--- Required task ---
Reproduce the listing below verbatim.
## START Recorded data
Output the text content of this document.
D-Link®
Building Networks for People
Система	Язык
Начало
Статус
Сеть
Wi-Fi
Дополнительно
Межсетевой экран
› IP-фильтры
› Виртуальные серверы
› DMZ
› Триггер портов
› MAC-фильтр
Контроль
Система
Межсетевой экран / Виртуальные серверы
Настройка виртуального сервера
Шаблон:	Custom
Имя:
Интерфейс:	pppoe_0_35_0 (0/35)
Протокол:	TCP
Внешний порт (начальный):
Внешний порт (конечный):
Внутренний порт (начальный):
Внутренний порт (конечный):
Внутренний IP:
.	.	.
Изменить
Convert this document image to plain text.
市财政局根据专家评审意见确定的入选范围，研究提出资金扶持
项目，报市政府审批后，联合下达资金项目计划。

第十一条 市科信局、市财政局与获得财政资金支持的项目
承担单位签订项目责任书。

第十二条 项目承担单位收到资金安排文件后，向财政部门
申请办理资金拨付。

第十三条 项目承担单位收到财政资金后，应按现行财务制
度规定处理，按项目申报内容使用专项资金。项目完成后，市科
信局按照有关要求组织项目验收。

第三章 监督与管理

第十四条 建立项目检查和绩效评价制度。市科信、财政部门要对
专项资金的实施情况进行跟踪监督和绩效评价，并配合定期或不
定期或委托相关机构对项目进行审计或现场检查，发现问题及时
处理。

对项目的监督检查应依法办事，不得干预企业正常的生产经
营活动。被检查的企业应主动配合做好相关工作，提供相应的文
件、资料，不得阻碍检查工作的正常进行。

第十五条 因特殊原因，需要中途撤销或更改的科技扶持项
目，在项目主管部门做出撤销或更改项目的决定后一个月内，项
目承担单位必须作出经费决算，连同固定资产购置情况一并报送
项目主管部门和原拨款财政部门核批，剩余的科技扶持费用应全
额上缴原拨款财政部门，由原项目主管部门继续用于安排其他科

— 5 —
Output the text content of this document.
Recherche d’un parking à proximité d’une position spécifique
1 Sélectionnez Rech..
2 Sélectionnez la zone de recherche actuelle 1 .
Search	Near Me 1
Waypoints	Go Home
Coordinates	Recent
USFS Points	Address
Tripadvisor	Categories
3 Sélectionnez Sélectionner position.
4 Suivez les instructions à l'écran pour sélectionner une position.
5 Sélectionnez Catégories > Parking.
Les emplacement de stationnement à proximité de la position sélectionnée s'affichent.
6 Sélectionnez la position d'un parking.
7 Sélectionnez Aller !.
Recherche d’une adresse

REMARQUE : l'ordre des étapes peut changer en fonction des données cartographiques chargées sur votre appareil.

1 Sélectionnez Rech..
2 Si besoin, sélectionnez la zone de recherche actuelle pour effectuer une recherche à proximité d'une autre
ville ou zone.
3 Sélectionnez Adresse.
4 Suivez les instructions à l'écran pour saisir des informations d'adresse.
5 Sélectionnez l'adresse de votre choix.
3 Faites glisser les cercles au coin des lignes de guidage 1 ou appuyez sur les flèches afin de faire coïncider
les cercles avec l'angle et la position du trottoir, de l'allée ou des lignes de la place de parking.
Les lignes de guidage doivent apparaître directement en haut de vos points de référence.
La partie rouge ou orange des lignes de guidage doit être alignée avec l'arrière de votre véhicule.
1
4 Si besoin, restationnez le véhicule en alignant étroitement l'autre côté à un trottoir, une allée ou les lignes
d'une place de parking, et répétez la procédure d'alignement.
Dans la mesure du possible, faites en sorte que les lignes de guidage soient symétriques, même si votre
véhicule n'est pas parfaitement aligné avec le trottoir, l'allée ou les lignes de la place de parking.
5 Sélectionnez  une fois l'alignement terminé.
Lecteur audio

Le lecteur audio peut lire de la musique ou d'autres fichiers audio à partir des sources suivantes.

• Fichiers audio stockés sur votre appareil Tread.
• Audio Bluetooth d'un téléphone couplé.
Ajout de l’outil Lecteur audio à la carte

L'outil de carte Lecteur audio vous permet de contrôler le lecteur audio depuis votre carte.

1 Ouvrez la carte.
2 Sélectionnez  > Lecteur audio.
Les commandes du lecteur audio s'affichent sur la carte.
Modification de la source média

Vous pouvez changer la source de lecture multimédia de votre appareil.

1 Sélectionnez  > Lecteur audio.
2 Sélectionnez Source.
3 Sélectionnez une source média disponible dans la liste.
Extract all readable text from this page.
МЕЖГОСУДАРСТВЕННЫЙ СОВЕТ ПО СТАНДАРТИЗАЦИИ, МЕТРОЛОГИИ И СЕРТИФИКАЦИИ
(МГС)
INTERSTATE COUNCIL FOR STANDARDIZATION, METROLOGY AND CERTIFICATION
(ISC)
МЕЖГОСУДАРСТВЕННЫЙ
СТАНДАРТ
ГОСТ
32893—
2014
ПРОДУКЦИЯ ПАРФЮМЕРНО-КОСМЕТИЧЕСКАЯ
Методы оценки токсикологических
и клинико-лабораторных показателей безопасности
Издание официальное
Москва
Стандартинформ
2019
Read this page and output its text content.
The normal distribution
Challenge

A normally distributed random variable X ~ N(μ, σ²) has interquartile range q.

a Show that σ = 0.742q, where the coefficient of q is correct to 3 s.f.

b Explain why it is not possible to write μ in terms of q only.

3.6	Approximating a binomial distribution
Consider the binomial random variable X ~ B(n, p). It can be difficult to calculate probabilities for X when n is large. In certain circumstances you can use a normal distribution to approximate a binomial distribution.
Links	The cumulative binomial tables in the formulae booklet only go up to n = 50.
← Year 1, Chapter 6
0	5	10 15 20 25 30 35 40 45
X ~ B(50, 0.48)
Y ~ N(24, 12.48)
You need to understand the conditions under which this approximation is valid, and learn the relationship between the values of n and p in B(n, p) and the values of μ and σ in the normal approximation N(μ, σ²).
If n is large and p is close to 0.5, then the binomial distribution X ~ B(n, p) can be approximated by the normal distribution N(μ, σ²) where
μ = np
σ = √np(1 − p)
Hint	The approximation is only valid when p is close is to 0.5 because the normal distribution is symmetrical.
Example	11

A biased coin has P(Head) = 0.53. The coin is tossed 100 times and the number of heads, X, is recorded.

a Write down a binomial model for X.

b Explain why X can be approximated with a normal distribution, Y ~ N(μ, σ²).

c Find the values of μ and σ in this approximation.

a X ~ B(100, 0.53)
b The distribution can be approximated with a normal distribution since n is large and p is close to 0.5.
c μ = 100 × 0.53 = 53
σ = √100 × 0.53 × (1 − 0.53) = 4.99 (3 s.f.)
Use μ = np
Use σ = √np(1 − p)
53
## END Recorded data
--- Reply to the task ---
Output the text content of this document.
D-Link®
Building Networks for People
Система	Язык
Начало
Статус
Сеть
Wi-Fi
Дополнительно
Межсетевой экран
› IP-фильтры
› Виртуальные серверы
› DMZ
› Триггер портов
› MAC-фильтр
Контроль
Система
Межсетевой экран / Виртуальные серверы
Настройка виртуального сервера
Шаблон:	Custom
Имя:
Интерфейс:	pppoe_0_35_0 (0/35)
Протокол:	TCP
Внешний порт (начальный):
Внешний порт (конечный):
Внутренний порт (начальный):
Внутренний порт (конечный):
Внутренний IP:
.	.	.
Изменить
Convert this document image to plain text.
市财政局根据专家评审意见确定的入选范围，研究提出资金扶持
项目，报市政府审批后，联合下达资金项目计划。

第十一条 市科信局、市财政局与获得财政资金支持的项目
承担单位签订项目责任书。

第十二条 项目承担单位收到资金安排文件后，向财政部门
申请办理资金拨付。

第十三条 项目承担单位收到财政资金后，应按现行财务制
度规定处理，按项目申报内容使用专项资金。项目完成后，市科
信局按照有关要求组织项目验收。

第三章 监督与管理

第十四条 建立项目检查和绩效评价制度。市科信、财政部门要对
专项资金的实施情况进行跟踪监督和绩效评价，并配合定期或不
定期或委托相关机构对项目进行审计或现场检查，发现问题及时
处理。

对项目的监督检查应依法办事，不得干预企业正常的生产经
营活动。被检查的企业应主动配合做好相关工作，提供相应的文
件、资料，不得阻碍检查工作的正常进行。

第十五条 因特殊原因，需要中途撤销或更改的科技扶持项
目，在项目主管部门做出撤销或更改项目的决定后一个月内，项
目承担单位必须作出经费决算，连同固定资产购置情况一并报送
项目主管部门和原拨款财政部门核批，剩余的科技扶持费用应全
额上缴原拨款财政部门，由原项目主管部门继续用于安排其他科

— 5 —
Output the text content of this document.
Recherche d’un parking à proximité d’une position spécifique
1 Sélectionnez Rech..
2 Sélectionnez la zone de recherche actuelle 1 .
Search	Near Me 1
Waypoints	Go Home
Coordinates	Recent
USFS Points	Address
Tripadvisor	Categories
3 Sélectionnez Sélectionner position.
4 Suivez les instructions à l'écran pour sélectionner une position.
5 Sélectionnez Catégories > Parking.
Les emplacement de stationnement à proximité de la position sélectionnée s'affichent.
6 Sélectionnez la position d'un parking.
7 Sélectionnez Aller !.
Recherche d’une adresse

REMARQUE : l'ordre des étapes peut changer en fonction des données cartographiques chargées sur votre appareil.

1 Sélectionnez Rech..
2 Si besoin, sélectionnez la zone de recherche actuelle pour effectuer une recherche à proximité d'une autre
ville ou zone.
3 Sélectionnez Adresse.
4 Suivez les instructions à l'écran pour saisir des informations d'adresse.
5 Sélectionnez l'adresse de votre choix.
3 Faites glisser les cercles au coin des lignes de guidage 1 ou appuyez sur les flèches afin de faire coïncider
les cercles avec l'angle et la position du trottoir, de l'allée ou des lignes de la place de parking.
Les lignes de guidage doivent apparaître directement en haut de vos points de référence.
La partie rouge ou orange des lignes de guidage doit être alignée avec l'arrière de votre véhicule.
1
4 Si besoin, restationnez le véhicule en alignant étroitement l'autre côté à un trottoir, une allée ou les lignes
d'une place de parking, et répétez la procédure d'alignement.
Dans la mesure du possible, faites en sorte que les lignes de guidage soient symétriques, même si votre
véhicule n'est pas parfaitement aligné avec le trottoir, l'allée ou les lignes de la place de parking.
5 Sélectionnez  une fois l'alignement terminé.
Lecteur audio

Le lecteur audio peut lire de la musique ou d'autres fichiers audio à partir des sources suivantes.

• Fichiers audio stockés sur votre appareil Tread.
• Audio Bluetooth d'un téléphone couplé.
Ajout de l’outil Lecteur audio à la carte

L'outil de carte Lecteur audio vous permet de contrôler le lecteur audio depuis votre carte.

1 Ouvrez la carte.
2 Sélectionnez  > Lecteur audio.
Les commandes du lecteur audio s'affichent sur la carte.
Modification de la source média

Vous pouvez changer la source de lecture multimédia de votre appareil.

1 Sélectionnez  > Lecteur audio.
2 Sélectionnez Source.
3 Sélectionnez une source média disponible dans la liste.
Extract all readable text from this page.
МЕЖГОСУДАРСТВЕННЫЙ СОВЕТ ПО СТАНДАРТИЗАЦИИ, МЕТРОЛОГИИ И СЕРТИФИКАЦИИ
(МГС)
INTERSTATE COUNCIL FOR STANDARDIZATION, METROLOGY AND CERTIFICATION
(ISC)
МЕЖГОСУДАРСТВЕННЫЙ
СТАНДАРТ
ГОСТ
32893—
2014
ПРОДУКЦИЯ ПАРФЮМЕРНО-КОСМЕТИЧЕСКАЯ
Методы оценки токсикологических
и клинико-лабораторных показателей безопасности
Издание официальное
Москва
Стандартинформ
2019
Read this page and output its text content.
The normal distribution
Challenge

A normally distributed random variable X ~ N(μ, σ²) has interquartile range q.

a Show that σ = 0.742q, where the coefficient of q is correct to 3 s.f.

b Explain why it is not possible to write μ in terms of q only.

3.6	Approximating a binomial distribution
Consider the binomial random variable X ~ B(n, p). It can be difficult to calculate probabilities for X when n is large. In certain circumstances you can use a normal distribution to approximate a binomial distribution.
Links	The cumulative binomial tables in the formulae booklet only go up to n = 50.
← Year 1, Chapter 6
0	5	10 15 20 25 30 35 40 45
X ~ B(50, 0.48)
Y ~ N(24, 12.48)
You need to understand the conditions under which this approximation is valid, and learn the relationship between the values of n and p in B(n, p) and the values of μ and σ in the normal approximation N(μ, σ²).
If n is large and p is close to 0.5, then the binomial distribution X ~ B(n, p) can be approximated by the normal distribution N(μ, σ²) where
μ = np
σ = √np(1 − p)
Hint	The approximation is only valid when p is close is to 0.5 because the normal distribution is symmetrical.
Example	11

A biased coin has P(Head) = 0.53. The coin is tossed 100 times and the number of heads, X, is recorded.

a Write down a binomial model for X.

b Explain why X can be approximated with a normal distribution, Y ~ N(μ, σ²).

c Find the values of μ and σ in this approximation.

a X ~ B(100, 0.53)
b The distribution can be approximated with a normal distribution since n is large and p is close to 0.5.
c μ = 100 × 0.53 = 53
σ = √100 × 0.53 × (1 − 0.53) = 4.99 (3 s.f.)
Use μ = np
Use σ = √np(1 − p)
53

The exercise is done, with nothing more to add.